### WHAT YOU HAVE TO DO
In the material below, list every line carrying the string "HOLDING".

### RECORDS

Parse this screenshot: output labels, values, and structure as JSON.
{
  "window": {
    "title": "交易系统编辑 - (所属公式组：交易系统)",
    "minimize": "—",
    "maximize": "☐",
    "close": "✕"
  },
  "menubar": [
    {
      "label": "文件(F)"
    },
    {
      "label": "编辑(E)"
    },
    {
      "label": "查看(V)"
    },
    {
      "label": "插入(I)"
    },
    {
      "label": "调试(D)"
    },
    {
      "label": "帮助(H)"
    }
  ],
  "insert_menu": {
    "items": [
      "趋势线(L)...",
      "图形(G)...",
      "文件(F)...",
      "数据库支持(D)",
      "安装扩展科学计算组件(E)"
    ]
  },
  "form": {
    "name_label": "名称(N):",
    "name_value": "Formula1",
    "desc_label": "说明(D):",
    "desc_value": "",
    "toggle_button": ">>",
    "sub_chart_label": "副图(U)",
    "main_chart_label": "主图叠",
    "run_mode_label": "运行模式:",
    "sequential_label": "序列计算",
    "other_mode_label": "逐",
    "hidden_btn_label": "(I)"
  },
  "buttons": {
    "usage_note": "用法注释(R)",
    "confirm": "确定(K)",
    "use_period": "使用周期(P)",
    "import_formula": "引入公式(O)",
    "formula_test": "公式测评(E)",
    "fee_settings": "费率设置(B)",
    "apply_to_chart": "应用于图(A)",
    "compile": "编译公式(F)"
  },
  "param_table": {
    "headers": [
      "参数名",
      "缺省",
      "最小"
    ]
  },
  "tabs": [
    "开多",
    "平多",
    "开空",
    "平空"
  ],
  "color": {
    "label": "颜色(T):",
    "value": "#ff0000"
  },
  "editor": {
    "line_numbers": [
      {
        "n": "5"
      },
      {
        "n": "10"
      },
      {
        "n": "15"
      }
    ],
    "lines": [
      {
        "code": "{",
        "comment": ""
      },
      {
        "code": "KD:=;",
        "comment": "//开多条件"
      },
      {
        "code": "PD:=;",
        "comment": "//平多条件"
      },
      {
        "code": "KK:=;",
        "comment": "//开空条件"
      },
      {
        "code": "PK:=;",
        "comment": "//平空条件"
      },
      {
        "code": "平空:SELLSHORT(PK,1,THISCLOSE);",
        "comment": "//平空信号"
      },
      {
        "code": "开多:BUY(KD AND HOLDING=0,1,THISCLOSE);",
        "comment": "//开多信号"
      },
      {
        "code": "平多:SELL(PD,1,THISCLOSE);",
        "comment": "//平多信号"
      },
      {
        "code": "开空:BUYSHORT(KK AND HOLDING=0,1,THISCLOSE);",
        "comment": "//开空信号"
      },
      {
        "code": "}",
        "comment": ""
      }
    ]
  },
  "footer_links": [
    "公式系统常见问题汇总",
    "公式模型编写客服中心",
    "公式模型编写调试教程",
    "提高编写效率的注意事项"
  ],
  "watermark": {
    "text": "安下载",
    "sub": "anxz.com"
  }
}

### ANSWER TO THE EXERCISE
        "code": "开多:BUY(KD AND HOLDING=0,1,THISCLOSE);",
        "code": "开空:BUYSHORT(KK AND HOLDING=0,1,THISCLOSE);",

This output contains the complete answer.